■ SHORT EXERCISE ■
Copy all the data exactly, except the pictures.

■ SOURCE RECORDS ■
◆ ◆ ◆ ◆ ◆
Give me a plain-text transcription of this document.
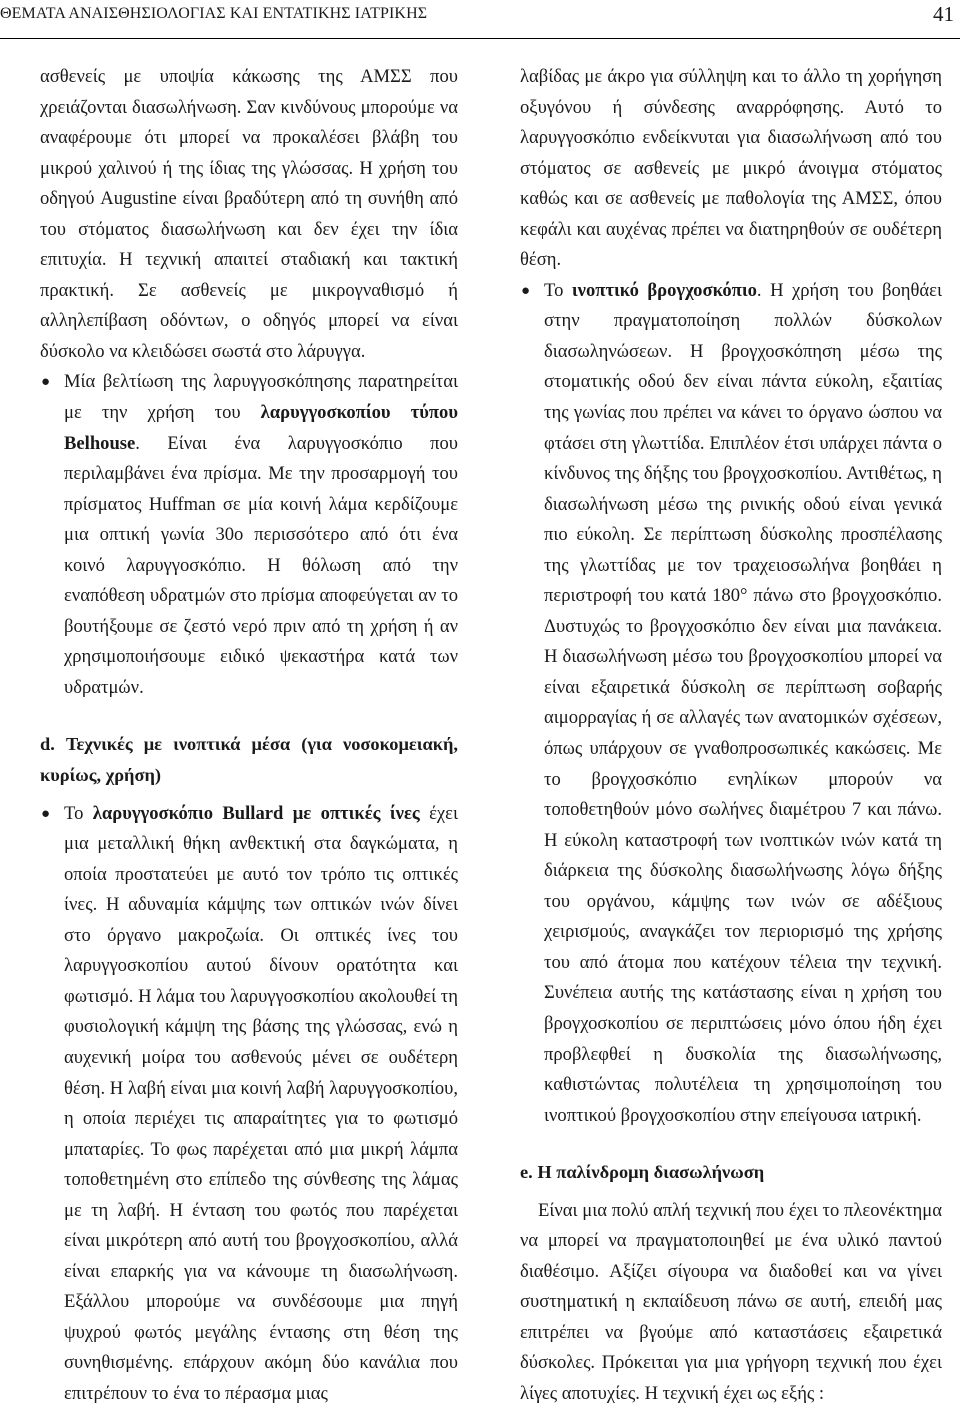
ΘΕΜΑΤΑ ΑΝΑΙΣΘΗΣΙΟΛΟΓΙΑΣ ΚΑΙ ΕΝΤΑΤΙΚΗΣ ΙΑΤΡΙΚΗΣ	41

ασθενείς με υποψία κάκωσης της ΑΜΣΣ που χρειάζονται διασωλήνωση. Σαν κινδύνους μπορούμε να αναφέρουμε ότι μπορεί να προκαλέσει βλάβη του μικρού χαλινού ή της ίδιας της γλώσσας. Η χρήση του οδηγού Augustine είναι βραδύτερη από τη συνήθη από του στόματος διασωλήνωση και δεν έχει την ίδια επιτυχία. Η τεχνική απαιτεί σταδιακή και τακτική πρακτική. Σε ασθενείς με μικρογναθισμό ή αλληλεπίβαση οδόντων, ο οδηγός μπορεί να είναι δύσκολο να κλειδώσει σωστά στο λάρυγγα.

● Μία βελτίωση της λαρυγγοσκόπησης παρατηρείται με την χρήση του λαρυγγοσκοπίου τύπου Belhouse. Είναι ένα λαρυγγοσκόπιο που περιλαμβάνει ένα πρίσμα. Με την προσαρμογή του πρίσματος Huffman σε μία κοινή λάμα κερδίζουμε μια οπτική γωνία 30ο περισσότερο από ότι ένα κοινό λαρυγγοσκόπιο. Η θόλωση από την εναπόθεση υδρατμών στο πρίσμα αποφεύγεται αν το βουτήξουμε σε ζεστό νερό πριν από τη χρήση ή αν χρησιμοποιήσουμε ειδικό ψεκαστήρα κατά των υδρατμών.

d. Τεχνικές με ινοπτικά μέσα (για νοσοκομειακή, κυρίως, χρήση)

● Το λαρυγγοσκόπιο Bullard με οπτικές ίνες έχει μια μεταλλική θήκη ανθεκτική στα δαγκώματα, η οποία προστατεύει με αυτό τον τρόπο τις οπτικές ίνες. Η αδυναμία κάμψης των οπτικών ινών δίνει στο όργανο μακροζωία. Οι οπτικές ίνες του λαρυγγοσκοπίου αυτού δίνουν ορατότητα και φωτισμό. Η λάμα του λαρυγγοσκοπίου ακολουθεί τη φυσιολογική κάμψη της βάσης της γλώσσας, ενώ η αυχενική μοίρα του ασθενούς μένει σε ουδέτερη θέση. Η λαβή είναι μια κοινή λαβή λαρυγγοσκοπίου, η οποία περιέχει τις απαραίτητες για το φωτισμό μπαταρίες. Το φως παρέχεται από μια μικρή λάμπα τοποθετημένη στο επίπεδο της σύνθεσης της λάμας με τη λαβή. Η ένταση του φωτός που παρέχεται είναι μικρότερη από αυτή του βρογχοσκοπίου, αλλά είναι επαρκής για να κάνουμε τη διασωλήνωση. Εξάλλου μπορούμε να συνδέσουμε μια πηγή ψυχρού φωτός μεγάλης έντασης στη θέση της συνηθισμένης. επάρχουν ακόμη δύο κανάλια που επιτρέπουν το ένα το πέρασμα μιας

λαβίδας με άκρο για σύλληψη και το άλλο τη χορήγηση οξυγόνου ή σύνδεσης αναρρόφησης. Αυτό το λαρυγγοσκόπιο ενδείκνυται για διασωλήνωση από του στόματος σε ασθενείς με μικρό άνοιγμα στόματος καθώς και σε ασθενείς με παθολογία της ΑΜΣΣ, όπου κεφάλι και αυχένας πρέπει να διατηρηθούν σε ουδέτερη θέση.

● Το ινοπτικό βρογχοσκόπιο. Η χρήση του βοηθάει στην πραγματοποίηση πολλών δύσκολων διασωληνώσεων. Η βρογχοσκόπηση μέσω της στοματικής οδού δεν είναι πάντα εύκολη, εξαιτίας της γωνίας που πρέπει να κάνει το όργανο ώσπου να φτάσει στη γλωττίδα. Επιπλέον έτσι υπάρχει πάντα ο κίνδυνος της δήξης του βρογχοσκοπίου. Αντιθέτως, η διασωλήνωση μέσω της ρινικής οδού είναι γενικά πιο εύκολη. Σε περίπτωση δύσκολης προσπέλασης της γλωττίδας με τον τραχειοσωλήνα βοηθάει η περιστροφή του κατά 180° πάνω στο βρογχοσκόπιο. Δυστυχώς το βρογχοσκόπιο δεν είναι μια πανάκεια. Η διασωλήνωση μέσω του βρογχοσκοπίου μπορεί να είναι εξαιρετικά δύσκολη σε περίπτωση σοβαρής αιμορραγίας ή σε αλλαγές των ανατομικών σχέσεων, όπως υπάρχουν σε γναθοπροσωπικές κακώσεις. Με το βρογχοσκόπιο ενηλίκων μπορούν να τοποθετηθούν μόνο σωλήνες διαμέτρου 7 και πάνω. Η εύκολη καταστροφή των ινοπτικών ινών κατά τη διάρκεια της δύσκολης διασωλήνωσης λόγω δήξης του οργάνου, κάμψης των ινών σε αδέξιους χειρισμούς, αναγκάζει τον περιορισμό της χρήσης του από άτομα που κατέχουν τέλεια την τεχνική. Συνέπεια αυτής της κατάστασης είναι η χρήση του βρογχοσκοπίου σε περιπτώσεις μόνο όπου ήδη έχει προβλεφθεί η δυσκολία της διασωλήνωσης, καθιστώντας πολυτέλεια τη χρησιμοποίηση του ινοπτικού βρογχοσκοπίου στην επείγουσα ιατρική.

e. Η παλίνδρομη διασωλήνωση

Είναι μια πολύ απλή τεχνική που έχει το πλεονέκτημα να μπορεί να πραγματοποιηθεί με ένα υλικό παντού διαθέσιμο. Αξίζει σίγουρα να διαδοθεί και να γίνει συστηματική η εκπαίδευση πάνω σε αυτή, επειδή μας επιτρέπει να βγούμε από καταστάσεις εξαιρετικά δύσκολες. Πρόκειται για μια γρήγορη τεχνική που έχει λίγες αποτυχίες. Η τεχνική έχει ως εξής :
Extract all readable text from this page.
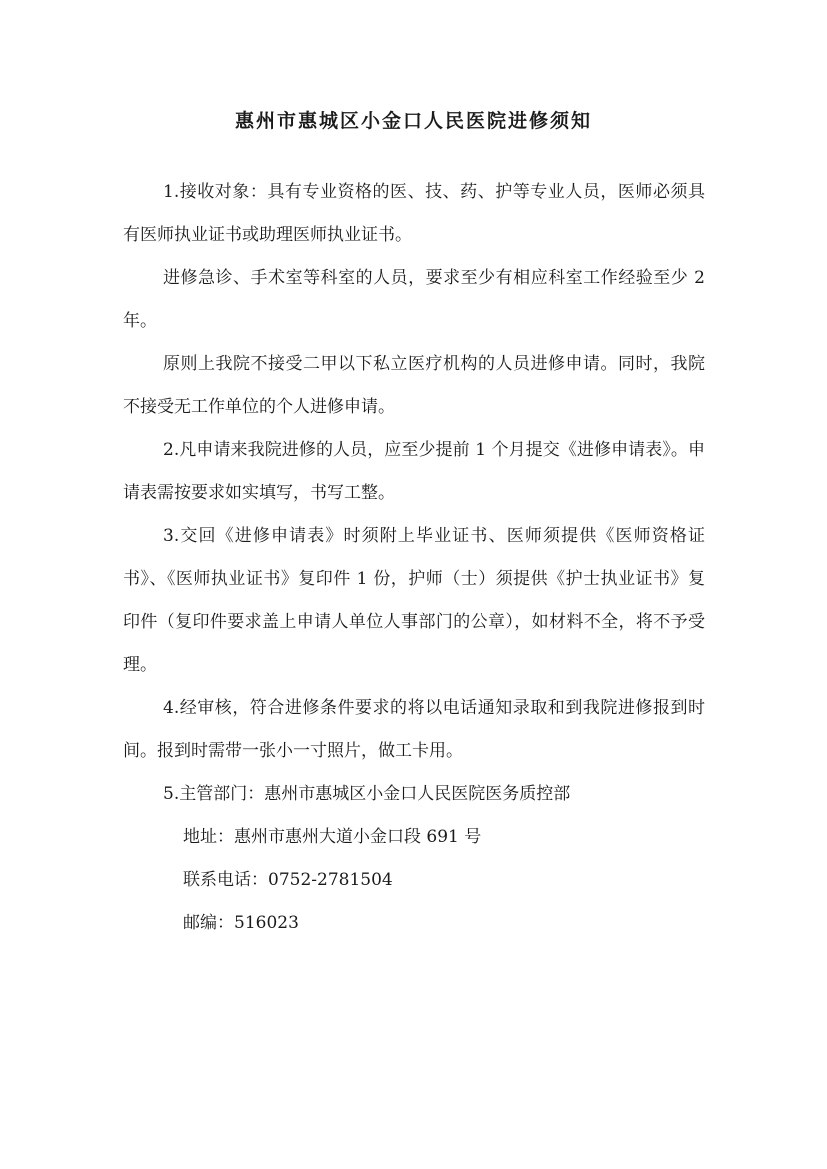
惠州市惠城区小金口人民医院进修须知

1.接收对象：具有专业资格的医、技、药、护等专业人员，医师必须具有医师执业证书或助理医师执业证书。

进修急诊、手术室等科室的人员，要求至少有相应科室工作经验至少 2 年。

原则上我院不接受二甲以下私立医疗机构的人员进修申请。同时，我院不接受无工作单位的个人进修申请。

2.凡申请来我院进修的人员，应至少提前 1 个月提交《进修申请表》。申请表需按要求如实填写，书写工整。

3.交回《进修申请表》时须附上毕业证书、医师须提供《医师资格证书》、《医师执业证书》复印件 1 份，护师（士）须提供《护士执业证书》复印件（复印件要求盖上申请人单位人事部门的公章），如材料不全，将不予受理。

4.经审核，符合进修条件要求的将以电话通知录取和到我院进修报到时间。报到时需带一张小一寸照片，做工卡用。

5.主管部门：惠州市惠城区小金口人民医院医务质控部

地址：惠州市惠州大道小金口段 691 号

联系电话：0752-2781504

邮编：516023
◆ ◆ ◆ ◆ ◆
■ CORRECT RESULT ■
Give me a plain-text transcription of this document.
ΘΕΜΑΤΑ ΑΝΑΙΣΘΗΣΙΟΛΟΓΙΑΣ ΚΑΙ ΕΝΤΑΤΙΚΗΣ ΙΑΤΡΙΚΗΣ	41

ασθενείς με υποψία κάκωσης της ΑΜΣΣ που χρειάζονται διασωλήνωση. Σαν κινδύνους μπορούμε να αναφέρουμε ότι μπορεί να προκαλέσει βλάβη του μικρού χαλινού ή της ίδιας της γλώσσας. Η χρήση του οδηγού Augustine είναι βραδύτερη από τη συνήθη από του στόματος διασωλήνωση και δεν έχει την ίδια επιτυχία. Η τεχνική απαιτεί σταδιακή και τακτική πρακτική. Σε ασθενείς με μικρογναθισμό ή αλληλεπίβαση οδόντων, ο οδηγός μπορεί να είναι δύσκολο να κλειδώσει σωστά στο λάρυγγα.

● Μία βελτίωση της λαρυγγοσκόπησης παρατηρείται με την χρήση του λαρυγγοσκοπίου τύπου Belhouse. Είναι ένα λαρυγγοσκόπιο που περιλαμβάνει ένα πρίσμα. Με την προσαρμογή του πρίσματος Huffman σε μία κοινή λάμα κερδίζουμε μια οπτική γωνία 30ο περισσότερο από ότι ένα κοινό λαρυγγοσκόπιο. Η θόλωση από την εναπόθεση υδρατμών στο πρίσμα αποφεύγεται αν το βουτήξουμε σε ζεστό νερό πριν από τη χρήση ή αν χρησιμοποιήσουμε ειδικό ψεκαστήρα κατά των υδρατμών.

d. Τεχνικές με ινοπτικά μέσα (για νοσοκομειακή, κυρίως, χρήση)

● Το λαρυγγοσκόπιο Bullard με οπτικές ίνες έχει μια μεταλλική θήκη ανθεκτική στα δαγκώματα, η οποία προστατεύει με αυτό τον τρόπο τις οπτικές ίνες. Η αδυναμία κάμψης των οπτικών ινών δίνει στο όργανο μακροζωία. Οι οπτικές ίνες του λαρυγγοσκοπίου αυτού δίνουν ορατότητα και φωτισμό. Η λάμα του λαρυγγοσκοπίου ακολουθεί τη φυσιολογική κάμψη της βάσης της γλώσσας, ενώ η αυχενική μοίρα του ασθενούς μένει σε ουδέτερη θέση. Η λαβή είναι μια κοινή λαβή λαρυγγοσκοπίου, η οποία περιέχει τις απαραίτητες για το φωτισμό μπαταρίες. Το φως παρέχεται από μια μικρή λάμπα τοποθετημένη στο επίπεδο της σύνθεσης της λάμας με τη λαβή. Η ένταση του φωτός που παρέχεται είναι μικρότερη από αυτή του βρογχοσκοπίου, αλλά είναι επαρκής για να κάνουμε τη διασωλήνωση. Εξάλλου μπορούμε να συνδέσουμε μια πηγή ψυχρού φωτός μεγάλης έντασης στη θέση της συνηθισμένης. επάρχουν ακόμη δύο κανάλια που επιτρέπουν το ένα το πέρασμα μιας

λαβίδας με άκρο για σύλληψη και το άλλο τη χορήγηση οξυγόνου ή σύνδεσης αναρρόφησης. Αυτό το λαρυγγοσκόπιο ενδείκνυται για διασωλήνωση από του στόματος σε ασθενείς με μικρό άνοιγμα στόματος καθώς και σε ασθενείς με παθολογία της ΑΜΣΣ, όπου κεφάλι και αυχένας πρέπει να διατηρηθούν σε ουδέτερη θέση.

● Το ινοπτικό βρογχοσκόπιο. Η χρήση του βοηθάει στην πραγματοποίηση πολλών δύσκολων διασωληνώσεων. Η βρογχοσκόπηση μέσω της στοματικής οδού δεν είναι πάντα εύκολη, εξαιτίας της γωνίας που πρέπει να κάνει το όργανο ώσπου να φτάσει στη γλωττίδα. Επιπλέον έτσι υπάρχει πάντα ο κίνδυνος της δήξης του βρογχοσκοπίου. Αντιθέτως, η διασωλήνωση μέσω της ρινικής οδού είναι γενικά πιο εύκολη. Σε περίπτωση δύσκολης προσπέλασης της γλωττίδας με τον τραχειοσωλήνα βοηθάει η περιστροφή του κατά 180° πάνω στο βρογχοσκόπιο. Δυστυχώς το βρογχοσκόπιο δεν είναι μια πανάκεια. Η διασωλήνωση μέσω του βρογχοσκοπίου μπορεί να είναι εξαιρετικά δύσκολη σε περίπτωση σοβαρής αιμορραγίας ή σε αλλαγές των ανατομικών σχέσεων, όπως υπάρχουν σε γναθοπροσωπικές κακώσεις. Με το βρογχοσκόπιο ενηλίκων μπορούν να τοποθετηθούν μόνο σωλήνες διαμέτρου 7 και πάνω. Η εύκολη καταστροφή των ινοπτικών ινών κατά τη διάρκεια της δύσκολης διασωλήνωσης λόγω δήξης του οργάνου, κάμψης των ινών σε αδέξιους χειρισμούς, αναγκάζει τον περιορισμό της χρήσης του από άτομα που κατέχουν τέλεια την τεχνική. Συνέπεια αυτής της κατάστασης είναι η χρήση του βρογχοσκοπίου σε περιπτώσεις μόνο όπου ήδη έχει προβλεφθεί η δυσκολία της διασωλήνωσης, καθιστώντας πολυτέλεια τη χρησιμοποίηση του ινοπτικού βρογχοσκοπίου στην επείγουσα ιατρική.

e. Η παλίνδρομη διασωλήνωση

Είναι μια πολύ απλή τεχνική που έχει το πλεονέκτημα να μπορεί να πραγματοποιηθεί με ένα υλικό παντού διαθέσιμο. Αξίζει σίγουρα να διαδοθεί και να γίνει συστηματική η εκπαίδευση πάνω σε αυτή, επειδή μας επιτρέπει να βγούμε από καταστάσεις εξαιρετικά δύσκολες. Πρόκειται για μια γρήγορη τεχνική που έχει λίγες αποτυχίες. Η τεχνική έχει ως εξής :
Extract all readable text from this page.
惠州市惠城区小金口人民医院进修须知

1.接收对象：具有专业资格的医、技、药、护等专业人员，医师必须具有医师执业证书或助理医师执业证书。

进修急诊、手术室等科室的人员，要求至少有相应科室工作经验至少 2 年。

原则上我院不接受二甲以下私立医疗机构的人员进修申请。同时，我院不接受无工作单位的个人进修申请。

2.凡申请来我院进修的人员，应至少提前 1 个月提交《进修申请表》。申请表需按要求如实填写，书写工整。

3.交回《进修申请表》时须附上毕业证书、医师须提供《医师资格证书》、《医师执业证书》复印件 1 份，护师（士）须提供《护士执业证书》复印件（复印件要求盖上申请人单位人事部门的公章），如材料不全，将不予受理。

4.经审核，符合进修条件要求的将以电话通知录取和到我院进修报到时间。报到时需带一张小一寸照片，做工卡用。

5.主管部门：惠州市惠城区小金口人民医院医务质控部

地址：惠州市惠州大道小金口段 691 号

联系电话：0752-2781504

邮编：516023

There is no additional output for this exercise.